#### WHAT YOU NEED TO DO:
Select, from the data, each line where "mileage" occurs.

#### ROWS:
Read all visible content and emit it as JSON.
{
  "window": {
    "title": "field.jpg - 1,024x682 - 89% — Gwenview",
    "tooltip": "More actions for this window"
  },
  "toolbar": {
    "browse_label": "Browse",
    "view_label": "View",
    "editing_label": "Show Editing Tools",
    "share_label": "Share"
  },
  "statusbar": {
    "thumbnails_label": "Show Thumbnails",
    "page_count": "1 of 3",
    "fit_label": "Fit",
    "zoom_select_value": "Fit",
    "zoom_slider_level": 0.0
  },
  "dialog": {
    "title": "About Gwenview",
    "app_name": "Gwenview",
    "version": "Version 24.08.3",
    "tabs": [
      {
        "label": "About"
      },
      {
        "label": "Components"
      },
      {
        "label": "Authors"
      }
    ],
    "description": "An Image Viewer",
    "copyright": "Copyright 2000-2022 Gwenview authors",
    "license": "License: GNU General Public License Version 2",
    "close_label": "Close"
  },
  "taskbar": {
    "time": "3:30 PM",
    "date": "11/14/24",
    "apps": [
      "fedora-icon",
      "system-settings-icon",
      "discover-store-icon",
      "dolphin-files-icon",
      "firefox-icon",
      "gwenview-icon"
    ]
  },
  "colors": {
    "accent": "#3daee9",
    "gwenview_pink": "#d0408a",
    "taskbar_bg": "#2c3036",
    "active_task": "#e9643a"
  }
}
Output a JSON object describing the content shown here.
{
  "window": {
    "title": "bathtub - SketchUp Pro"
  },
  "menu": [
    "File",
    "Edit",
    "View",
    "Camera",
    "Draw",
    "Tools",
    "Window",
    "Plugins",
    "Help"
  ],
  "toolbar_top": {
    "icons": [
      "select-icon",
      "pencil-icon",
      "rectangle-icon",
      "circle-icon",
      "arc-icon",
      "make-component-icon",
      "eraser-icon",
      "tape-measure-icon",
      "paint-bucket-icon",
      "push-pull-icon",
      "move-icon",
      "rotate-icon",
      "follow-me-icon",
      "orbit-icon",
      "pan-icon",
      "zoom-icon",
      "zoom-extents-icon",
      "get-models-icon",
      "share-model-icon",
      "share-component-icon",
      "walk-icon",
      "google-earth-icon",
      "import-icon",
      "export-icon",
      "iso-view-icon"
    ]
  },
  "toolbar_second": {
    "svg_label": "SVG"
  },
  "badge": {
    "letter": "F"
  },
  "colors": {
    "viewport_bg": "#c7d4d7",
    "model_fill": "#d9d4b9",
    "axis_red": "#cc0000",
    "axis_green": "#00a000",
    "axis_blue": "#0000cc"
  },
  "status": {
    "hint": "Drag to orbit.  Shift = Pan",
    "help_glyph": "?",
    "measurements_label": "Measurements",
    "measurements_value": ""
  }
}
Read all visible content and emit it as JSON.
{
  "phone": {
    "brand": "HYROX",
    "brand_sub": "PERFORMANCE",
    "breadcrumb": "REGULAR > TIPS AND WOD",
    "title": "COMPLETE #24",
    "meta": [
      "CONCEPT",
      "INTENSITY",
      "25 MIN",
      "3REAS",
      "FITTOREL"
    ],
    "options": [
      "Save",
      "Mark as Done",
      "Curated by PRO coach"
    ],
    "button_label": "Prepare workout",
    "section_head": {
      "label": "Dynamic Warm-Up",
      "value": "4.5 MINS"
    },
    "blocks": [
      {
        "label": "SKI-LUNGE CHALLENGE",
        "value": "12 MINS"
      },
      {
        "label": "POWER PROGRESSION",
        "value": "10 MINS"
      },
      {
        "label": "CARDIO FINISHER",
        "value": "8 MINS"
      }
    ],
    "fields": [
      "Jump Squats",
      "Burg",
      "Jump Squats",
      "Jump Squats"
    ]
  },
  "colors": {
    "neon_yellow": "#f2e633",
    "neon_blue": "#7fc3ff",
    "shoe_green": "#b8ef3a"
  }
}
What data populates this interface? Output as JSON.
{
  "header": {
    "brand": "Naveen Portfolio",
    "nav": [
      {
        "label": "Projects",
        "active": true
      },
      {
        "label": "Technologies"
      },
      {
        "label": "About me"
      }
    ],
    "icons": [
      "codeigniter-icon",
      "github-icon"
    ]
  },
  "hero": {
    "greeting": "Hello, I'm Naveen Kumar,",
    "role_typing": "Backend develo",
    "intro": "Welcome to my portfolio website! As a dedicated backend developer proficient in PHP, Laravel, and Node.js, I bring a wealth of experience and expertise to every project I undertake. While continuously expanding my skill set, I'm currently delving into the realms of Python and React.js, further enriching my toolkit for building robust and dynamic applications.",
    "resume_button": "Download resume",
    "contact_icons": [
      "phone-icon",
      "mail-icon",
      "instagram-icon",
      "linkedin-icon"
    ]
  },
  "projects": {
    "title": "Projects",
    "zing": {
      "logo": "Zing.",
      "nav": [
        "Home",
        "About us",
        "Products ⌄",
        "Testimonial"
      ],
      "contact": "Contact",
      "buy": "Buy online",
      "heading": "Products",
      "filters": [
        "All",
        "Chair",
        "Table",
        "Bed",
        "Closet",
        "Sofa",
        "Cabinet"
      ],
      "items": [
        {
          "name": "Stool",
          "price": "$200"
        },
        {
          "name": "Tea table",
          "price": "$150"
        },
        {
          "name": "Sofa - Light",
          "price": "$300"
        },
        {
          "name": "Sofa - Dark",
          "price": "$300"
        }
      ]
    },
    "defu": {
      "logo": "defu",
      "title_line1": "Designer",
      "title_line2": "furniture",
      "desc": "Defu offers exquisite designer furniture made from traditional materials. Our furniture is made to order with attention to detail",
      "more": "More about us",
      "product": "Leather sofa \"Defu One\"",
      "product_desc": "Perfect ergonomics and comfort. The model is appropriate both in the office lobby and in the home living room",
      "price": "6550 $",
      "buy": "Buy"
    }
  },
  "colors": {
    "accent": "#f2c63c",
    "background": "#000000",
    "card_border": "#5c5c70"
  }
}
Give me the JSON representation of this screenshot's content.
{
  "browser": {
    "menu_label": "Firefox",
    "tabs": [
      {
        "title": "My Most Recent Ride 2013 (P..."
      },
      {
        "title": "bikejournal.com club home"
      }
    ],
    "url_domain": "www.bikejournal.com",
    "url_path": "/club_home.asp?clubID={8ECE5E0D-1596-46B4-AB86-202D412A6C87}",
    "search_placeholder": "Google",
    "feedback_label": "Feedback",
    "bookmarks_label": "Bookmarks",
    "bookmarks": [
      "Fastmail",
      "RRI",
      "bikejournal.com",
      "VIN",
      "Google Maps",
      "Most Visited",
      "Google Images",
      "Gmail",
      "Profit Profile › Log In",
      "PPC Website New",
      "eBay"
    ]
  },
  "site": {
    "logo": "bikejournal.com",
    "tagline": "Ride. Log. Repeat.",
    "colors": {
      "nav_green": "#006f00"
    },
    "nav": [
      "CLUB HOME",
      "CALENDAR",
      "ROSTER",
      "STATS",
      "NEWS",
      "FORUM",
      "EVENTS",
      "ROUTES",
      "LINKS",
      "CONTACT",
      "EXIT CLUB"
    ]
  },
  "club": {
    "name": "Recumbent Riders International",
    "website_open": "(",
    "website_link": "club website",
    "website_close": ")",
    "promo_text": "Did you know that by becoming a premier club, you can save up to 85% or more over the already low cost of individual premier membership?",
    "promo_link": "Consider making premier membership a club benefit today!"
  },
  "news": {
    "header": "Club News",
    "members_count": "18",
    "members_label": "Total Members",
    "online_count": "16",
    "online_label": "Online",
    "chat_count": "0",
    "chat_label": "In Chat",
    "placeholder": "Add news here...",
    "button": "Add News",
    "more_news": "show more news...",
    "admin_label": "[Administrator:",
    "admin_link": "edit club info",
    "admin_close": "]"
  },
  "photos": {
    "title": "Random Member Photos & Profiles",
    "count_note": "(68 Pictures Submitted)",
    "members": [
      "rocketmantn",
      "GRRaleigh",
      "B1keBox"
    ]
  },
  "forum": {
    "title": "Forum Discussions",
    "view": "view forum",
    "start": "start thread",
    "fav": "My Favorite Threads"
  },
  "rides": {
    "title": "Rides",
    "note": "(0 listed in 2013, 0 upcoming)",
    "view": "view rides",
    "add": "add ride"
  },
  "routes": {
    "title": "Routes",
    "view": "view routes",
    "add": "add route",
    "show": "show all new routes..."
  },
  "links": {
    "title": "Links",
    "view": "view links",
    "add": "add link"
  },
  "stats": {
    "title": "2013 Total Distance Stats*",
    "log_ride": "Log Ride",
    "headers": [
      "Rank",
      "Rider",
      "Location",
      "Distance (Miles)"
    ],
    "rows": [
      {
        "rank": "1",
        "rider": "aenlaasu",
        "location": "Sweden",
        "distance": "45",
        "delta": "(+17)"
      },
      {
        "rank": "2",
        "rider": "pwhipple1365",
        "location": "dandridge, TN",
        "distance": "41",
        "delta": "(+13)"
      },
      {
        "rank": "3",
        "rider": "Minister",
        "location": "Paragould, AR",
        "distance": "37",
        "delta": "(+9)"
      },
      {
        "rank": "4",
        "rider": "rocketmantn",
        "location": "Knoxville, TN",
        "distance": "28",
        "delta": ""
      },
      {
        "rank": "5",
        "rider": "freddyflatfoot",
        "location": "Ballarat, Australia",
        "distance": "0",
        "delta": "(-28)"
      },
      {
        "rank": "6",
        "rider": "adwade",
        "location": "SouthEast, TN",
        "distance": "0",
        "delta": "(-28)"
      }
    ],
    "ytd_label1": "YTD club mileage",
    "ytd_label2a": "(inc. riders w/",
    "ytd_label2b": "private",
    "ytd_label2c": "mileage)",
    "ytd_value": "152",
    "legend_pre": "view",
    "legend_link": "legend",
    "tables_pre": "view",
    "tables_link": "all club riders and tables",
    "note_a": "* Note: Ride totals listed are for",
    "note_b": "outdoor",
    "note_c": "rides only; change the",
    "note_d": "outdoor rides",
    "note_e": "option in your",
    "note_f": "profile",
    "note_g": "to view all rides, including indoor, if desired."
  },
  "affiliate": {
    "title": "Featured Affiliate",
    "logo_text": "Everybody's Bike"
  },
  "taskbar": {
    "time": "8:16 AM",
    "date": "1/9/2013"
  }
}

#### OUTPUT FOR THIS TASK:
    "ytd_label1": "YTD club mileage",
    "ytd_label2c": "mileage)",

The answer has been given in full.